### To be done
Can you copy out, unchanged, the stretch of the data below that begins with the line containing "cumulative-value: 0.03 % bbox=[1102, 267, 1200, 282]" and ends with the line containing "column-header-self[interactable]: Self bbox=[325, 124, 381, 147]", including both of those lines?

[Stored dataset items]
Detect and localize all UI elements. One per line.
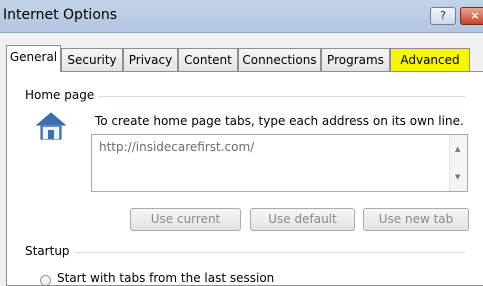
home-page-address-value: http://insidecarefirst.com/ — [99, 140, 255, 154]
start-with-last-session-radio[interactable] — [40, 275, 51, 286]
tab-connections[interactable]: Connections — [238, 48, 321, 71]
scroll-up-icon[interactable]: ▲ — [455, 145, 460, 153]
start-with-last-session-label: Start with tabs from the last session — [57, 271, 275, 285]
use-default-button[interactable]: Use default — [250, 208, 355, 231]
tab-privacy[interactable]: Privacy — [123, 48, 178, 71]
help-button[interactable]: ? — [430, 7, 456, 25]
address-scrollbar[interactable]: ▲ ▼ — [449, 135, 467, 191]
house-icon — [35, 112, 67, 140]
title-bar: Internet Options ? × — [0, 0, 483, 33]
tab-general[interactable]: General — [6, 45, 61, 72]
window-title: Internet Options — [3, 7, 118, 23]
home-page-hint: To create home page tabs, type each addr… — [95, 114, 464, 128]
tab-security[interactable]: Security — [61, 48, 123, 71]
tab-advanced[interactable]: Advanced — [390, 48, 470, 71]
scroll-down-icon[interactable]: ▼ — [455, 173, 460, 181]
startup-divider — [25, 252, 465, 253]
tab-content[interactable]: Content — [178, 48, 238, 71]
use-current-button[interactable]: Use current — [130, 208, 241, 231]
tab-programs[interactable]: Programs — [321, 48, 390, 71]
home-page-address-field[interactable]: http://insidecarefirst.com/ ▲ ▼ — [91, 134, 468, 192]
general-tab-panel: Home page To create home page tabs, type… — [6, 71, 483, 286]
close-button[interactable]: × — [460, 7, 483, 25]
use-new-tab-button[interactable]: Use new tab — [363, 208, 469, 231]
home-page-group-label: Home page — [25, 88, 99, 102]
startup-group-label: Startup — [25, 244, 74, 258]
* * *
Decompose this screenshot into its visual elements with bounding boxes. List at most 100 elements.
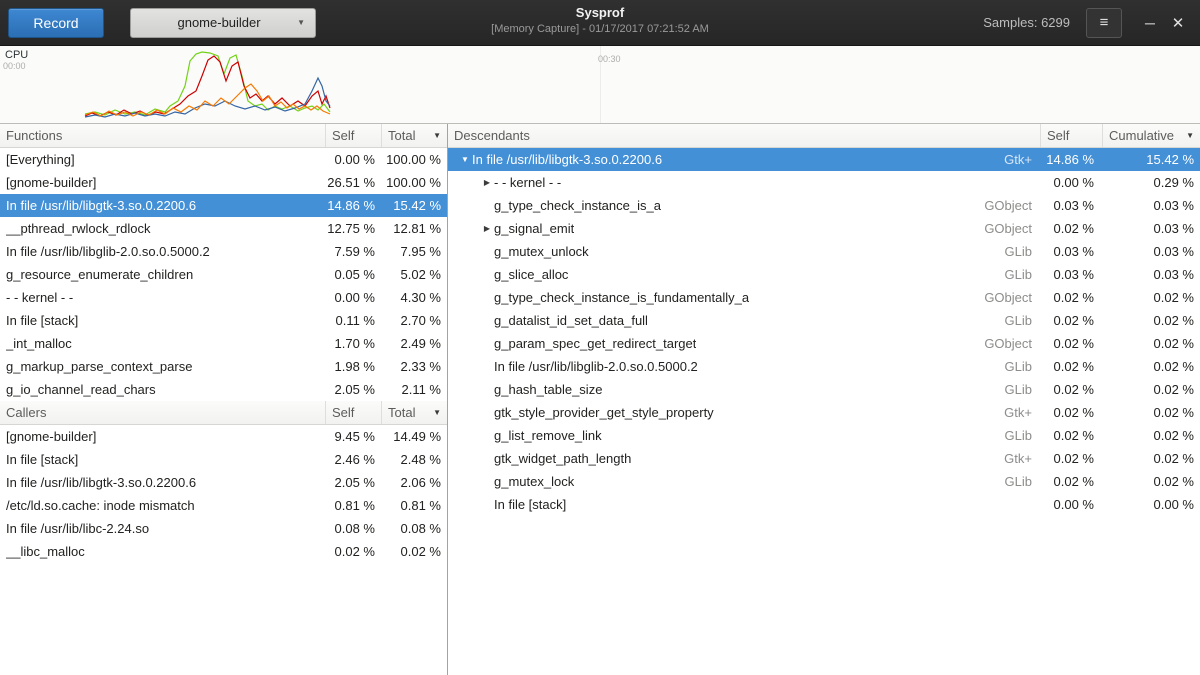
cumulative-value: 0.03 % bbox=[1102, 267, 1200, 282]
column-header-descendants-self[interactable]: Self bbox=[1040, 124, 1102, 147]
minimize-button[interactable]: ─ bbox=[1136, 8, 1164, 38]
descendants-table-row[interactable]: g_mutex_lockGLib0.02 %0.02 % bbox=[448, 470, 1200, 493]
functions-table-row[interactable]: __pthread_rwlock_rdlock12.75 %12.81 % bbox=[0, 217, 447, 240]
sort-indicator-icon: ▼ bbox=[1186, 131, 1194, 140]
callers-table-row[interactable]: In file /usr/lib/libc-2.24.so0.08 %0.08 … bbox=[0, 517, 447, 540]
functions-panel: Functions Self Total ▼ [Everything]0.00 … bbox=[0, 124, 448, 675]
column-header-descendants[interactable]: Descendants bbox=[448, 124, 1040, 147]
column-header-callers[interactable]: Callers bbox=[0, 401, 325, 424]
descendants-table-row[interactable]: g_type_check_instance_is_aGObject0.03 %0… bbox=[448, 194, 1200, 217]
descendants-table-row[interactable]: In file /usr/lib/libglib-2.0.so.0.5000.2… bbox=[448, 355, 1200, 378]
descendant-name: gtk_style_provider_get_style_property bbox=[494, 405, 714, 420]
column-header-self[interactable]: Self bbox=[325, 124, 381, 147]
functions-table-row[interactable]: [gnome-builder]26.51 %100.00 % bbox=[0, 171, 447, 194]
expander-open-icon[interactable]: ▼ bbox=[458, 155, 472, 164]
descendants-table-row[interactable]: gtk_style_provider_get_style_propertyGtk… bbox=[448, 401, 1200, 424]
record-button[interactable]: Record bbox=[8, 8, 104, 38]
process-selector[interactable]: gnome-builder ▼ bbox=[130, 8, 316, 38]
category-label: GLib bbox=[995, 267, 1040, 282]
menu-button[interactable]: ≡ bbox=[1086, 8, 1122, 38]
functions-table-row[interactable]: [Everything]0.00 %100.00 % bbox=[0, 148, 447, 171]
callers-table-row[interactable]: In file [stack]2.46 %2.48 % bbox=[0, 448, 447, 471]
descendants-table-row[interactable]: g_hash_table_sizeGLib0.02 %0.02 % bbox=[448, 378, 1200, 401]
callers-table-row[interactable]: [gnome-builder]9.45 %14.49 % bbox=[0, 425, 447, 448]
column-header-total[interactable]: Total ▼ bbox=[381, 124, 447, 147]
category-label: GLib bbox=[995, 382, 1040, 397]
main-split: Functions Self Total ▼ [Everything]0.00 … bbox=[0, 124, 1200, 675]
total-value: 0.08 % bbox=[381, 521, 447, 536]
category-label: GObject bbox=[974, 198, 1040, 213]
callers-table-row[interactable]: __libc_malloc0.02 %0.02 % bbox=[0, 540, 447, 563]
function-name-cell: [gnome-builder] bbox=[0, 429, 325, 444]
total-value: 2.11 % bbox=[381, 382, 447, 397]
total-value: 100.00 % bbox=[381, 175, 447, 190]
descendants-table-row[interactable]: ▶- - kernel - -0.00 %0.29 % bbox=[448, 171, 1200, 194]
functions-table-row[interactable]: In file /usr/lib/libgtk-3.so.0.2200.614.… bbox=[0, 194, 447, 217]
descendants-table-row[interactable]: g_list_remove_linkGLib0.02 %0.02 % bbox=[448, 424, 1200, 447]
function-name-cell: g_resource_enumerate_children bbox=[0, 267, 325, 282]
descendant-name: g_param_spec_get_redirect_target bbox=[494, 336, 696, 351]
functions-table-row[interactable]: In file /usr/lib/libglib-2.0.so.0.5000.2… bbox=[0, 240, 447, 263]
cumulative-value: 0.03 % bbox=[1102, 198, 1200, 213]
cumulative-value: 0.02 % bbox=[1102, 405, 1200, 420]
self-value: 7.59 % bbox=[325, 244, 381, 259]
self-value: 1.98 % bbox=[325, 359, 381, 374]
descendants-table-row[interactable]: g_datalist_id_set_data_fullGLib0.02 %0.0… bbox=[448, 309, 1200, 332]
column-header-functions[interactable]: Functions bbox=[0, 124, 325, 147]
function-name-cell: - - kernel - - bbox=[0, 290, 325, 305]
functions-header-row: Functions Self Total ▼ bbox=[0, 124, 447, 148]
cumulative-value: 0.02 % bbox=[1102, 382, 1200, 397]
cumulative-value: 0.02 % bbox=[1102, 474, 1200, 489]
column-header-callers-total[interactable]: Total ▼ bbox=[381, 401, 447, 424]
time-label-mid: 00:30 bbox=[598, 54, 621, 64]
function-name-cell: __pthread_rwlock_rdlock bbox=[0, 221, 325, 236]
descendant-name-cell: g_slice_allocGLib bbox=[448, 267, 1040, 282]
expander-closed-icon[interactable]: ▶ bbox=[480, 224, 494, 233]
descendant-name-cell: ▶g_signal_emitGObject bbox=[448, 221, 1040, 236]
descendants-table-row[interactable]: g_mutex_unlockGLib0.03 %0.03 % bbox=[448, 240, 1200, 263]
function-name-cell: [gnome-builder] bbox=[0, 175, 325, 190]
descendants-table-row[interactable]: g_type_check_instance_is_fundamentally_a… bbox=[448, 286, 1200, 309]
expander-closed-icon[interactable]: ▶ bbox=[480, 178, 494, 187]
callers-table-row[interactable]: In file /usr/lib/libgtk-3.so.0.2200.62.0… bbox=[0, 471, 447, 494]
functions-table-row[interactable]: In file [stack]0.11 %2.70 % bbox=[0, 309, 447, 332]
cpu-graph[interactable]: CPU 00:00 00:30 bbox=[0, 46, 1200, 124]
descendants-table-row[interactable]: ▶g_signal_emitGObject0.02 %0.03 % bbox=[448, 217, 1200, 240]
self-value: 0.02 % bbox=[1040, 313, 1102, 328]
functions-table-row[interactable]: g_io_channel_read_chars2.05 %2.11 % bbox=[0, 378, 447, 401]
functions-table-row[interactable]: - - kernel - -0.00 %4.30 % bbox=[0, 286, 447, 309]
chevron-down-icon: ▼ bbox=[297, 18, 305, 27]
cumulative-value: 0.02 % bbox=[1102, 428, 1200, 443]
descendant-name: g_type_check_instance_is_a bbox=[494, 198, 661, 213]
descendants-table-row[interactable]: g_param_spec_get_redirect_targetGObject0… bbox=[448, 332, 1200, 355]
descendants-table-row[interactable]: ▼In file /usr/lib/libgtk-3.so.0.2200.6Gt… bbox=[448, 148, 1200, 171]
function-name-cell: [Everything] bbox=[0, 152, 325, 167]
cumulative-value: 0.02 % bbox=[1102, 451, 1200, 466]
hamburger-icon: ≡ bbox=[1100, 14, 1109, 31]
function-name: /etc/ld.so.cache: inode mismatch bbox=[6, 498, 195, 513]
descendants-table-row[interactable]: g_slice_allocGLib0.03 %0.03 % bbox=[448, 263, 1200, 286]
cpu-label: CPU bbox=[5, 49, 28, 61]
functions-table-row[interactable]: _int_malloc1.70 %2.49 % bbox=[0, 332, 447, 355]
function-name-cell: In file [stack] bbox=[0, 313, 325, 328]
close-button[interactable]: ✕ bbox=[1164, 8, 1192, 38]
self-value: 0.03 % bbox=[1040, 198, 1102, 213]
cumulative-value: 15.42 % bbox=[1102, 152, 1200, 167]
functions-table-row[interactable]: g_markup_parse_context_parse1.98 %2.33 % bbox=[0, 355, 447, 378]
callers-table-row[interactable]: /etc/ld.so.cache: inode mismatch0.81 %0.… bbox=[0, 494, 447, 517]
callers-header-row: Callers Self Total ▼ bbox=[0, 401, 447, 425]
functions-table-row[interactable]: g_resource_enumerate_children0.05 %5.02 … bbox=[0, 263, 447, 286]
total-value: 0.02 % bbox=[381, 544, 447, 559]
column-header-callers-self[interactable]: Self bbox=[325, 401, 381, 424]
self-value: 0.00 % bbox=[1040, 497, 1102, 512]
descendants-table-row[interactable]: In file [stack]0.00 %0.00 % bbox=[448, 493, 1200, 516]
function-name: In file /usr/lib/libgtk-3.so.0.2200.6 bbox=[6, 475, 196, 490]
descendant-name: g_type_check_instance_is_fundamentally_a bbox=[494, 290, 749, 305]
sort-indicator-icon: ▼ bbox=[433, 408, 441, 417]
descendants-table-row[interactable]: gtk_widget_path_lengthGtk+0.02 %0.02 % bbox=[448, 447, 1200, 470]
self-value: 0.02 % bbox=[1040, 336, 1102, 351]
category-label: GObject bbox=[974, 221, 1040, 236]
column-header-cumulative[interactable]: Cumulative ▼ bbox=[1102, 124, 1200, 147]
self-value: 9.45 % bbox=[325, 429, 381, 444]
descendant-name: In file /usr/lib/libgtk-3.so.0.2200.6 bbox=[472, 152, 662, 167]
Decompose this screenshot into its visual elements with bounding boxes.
* * *
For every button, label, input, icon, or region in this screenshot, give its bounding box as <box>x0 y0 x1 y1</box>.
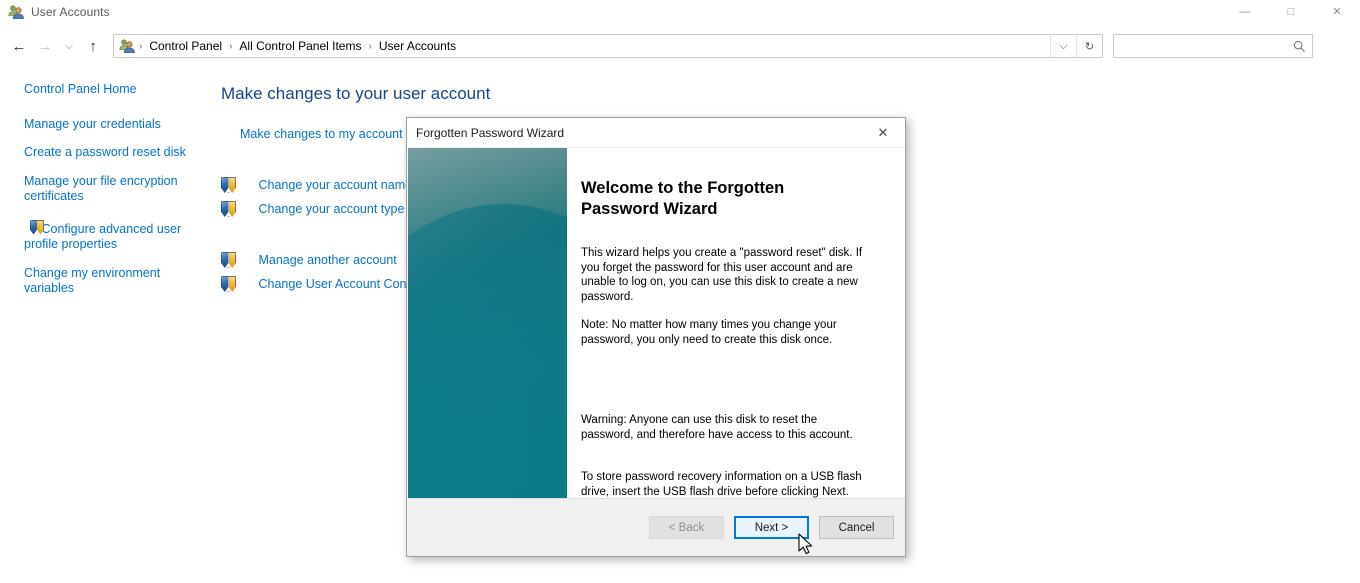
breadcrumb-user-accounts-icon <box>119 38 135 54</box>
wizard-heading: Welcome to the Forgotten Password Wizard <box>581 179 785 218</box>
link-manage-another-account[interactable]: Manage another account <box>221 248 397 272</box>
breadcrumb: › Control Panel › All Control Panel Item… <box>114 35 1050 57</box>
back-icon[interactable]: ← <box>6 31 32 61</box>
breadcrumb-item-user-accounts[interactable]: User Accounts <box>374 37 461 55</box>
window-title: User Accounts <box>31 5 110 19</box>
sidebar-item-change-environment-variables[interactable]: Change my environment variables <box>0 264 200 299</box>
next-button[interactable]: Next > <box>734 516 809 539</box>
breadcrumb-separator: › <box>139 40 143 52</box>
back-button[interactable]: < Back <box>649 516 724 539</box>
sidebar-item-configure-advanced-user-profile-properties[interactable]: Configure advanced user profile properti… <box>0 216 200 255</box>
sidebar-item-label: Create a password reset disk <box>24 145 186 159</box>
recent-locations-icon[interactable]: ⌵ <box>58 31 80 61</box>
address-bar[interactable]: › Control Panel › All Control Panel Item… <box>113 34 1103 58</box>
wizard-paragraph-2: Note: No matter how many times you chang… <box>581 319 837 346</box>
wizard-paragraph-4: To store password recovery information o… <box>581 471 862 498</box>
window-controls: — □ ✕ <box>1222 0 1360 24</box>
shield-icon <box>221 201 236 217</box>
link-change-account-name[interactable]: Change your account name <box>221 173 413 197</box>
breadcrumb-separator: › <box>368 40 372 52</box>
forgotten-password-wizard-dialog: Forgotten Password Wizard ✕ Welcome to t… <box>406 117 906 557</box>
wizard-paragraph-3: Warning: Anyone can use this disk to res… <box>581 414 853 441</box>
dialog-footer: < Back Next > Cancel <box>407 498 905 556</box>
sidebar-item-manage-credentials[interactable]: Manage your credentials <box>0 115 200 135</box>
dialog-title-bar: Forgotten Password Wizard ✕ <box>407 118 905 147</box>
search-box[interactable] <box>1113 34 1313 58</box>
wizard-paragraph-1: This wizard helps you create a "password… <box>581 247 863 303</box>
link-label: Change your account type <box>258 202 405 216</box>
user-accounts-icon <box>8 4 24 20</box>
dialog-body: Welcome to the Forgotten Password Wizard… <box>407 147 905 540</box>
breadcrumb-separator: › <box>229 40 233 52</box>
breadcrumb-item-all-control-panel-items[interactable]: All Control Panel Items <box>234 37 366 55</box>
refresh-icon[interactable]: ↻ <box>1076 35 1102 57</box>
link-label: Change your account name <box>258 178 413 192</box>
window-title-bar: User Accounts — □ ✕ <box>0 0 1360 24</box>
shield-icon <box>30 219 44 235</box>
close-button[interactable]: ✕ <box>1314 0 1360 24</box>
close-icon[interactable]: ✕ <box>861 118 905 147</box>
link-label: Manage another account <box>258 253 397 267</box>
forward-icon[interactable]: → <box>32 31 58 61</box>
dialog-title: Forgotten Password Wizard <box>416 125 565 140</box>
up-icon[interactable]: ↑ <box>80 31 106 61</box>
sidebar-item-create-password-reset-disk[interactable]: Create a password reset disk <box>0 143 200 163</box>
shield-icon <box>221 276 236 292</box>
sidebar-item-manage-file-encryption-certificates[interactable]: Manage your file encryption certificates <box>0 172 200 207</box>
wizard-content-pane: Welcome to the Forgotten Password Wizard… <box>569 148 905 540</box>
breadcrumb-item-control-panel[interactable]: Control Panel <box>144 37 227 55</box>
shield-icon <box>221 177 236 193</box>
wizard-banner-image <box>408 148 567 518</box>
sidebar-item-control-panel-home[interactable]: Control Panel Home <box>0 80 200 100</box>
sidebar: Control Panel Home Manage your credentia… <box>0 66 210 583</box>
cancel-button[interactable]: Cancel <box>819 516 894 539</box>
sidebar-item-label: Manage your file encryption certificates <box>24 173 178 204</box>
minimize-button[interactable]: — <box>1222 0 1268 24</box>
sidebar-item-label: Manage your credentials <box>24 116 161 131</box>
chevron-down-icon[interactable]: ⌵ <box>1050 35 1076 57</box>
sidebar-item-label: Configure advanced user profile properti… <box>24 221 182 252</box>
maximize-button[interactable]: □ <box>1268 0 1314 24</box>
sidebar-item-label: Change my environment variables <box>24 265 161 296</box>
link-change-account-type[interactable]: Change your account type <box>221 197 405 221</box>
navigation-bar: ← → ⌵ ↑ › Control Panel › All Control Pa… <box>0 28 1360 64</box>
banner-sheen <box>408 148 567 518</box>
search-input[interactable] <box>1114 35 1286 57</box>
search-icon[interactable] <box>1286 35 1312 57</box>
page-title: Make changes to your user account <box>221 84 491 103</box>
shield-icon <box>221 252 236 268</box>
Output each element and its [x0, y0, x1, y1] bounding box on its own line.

### Finished task
cumulative-value: 0.03 % bbox=[1102, 267, 1200, 282]
column-header-descendants-self[interactable]: Self bbox=[1040, 124, 1102, 147]
minimize-button[interactable]: ─ bbox=[1136, 8, 1164, 38]
descendants-table-row[interactable]: g_mutex_lockGLib0.02 %0.02 % bbox=[448, 470, 1200, 493]
functions-table-row[interactable]: __pthread_rwlock_rdlock12.75 %12.81 % bbox=[0, 217, 447, 240]
sort-indicator-icon: ▼ bbox=[1186, 131, 1194, 140]
callers-table-row[interactable]: In file /usr/lib/libc-2.24.so0.08 %0.08 … bbox=[0, 517, 447, 540]
functions-panel: Functions Self Total ▼ [Everything]0.00 … bbox=[0, 124, 448, 675]
column-header-descendants[interactable]: Descendants bbox=[448, 124, 1040, 147]
column-header-callers[interactable]: Callers bbox=[0, 401, 325, 424]
descendants-table-row[interactable]: g_type_check_instance_is_aGObject0.03 %0… bbox=[448, 194, 1200, 217]
descendants-table-row[interactable]: In file /usr/lib/libglib-2.0.so.0.5000.2… bbox=[448, 355, 1200, 378]
descendant-name: gtk_style_provider_get_style_property bbox=[494, 405, 714, 420]
column-header-self[interactable]: Self bbox=[325, 124, 381, 147]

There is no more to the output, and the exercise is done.